___ DATASET EXTRACT
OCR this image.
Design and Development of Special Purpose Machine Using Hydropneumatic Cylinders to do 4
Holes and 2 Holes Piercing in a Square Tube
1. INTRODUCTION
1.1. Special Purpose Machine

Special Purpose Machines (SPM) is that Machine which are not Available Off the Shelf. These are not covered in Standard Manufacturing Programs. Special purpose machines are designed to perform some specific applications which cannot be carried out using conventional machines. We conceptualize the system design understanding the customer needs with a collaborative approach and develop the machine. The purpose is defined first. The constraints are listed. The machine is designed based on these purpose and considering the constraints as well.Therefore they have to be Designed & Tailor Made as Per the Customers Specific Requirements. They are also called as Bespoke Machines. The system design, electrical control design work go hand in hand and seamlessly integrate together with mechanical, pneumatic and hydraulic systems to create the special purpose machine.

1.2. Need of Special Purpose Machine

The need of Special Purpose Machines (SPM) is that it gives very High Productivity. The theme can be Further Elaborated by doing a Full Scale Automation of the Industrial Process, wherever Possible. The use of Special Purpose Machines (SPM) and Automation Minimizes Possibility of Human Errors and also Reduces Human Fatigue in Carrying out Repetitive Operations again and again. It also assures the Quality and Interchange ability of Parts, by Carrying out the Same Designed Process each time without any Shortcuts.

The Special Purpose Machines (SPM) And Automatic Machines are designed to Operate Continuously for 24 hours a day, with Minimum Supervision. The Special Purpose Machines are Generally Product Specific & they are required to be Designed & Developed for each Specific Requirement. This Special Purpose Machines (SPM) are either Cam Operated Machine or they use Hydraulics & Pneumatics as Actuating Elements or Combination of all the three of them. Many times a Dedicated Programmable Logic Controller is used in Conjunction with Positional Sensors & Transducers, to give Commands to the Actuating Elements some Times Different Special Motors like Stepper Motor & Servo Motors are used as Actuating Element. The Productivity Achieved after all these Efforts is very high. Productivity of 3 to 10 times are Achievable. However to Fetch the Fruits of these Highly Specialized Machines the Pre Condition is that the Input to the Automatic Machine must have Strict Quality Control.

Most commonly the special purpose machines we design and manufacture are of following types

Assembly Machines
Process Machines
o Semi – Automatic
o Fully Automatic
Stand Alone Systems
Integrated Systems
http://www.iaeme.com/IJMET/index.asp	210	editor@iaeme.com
______
> _DO THIS_: Output the complete data exactly as written.

> _RESPONSE TO THIS TASK_:
OCR this image.
Design and Development of Special Purpose Machine Using Hydropneumatic Cylinders to do 4
Holes and 2 Holes Piercing in a Square Tube
1. INTRODUCTION
1.1. Special Purpose Machine

Special Purpose Machines (SPM) is that Machine which are not Available Off the Shelf. These are not covered in Standard Manufacturing Programs. Special purpose machines are designed to perform some specific applications which cannot be carried out using conventional machines. We conceptualize the system design understanding the customer needs with a collaborative approach and develop the machine. The purpose is defined first. The constraints are listed. The machine is designed based on these purpose and considering the constraints as well.Therefore they have to be Designed & Tailor Made as Per the Customers Specific Requirements. They are also called as Bespoke Machines. The system design, electrical control design work go hand in hand and seamlessly integrate together with mechanical, pneumatic and hydraulic systems to create the special purpose machine.

1.2. Need of Special Purpose Machine

The need of Special Purpose Machines (SPM) is that it gives very High Productivity. The theme can be Further Elaborated by doing a Full Scale Automation of the Industrial Process, wherever Possible. The use of Special Purpose Machines (SPM) and Automation Minimizes Possibility of Human Errors and also Reduces Human Fatigue in Carrying out Repetitive Operations again and again. It also assures the Quality and Interchange ability of Parts, by Carrying out the Same Designed Process each time without any Shortcuts.

The Special Purpose Machines (SPM) And Automatic Machines are designed to Operate Continuously for 24 hours a day, with Minimum Supervision. The Special Purpose Machines are Generally Product Specific & they are required to be Designed & Developed for each Specific Requirement. This Special Purpose Machines (SPM) are either Cam Operated Machine or they use Hydraulics & Pneumatics as Actuating Elements or Combination of all the three of them. Many times a Dedicated Programmable Logic Controller is used in Conjunction with Positional Sensors & Transducers, to give Commands to the Actuating Elements some Times Different Special Motors like Stepper Motor & Servo Motors are used as Actuating Element. The Productivity Achieved after all these Efforts is very high. Productivity of 3 to 10 times are Achievable. However to Fetch the Fruits of these Highly Specialized Machines the Pre Condition is that the Input to the Automatic Machine must have Strict Quality Control.

Most commonly the special purpose machines we design and manufacture are of following types

Assembly Machines
Process Machines
o Semi – Automatic
o Fully Automatic
Stand Alone Systems
Integrated Systems
http://www.iaeme.com/IJMET/index.asp	210	editor@iaeme.com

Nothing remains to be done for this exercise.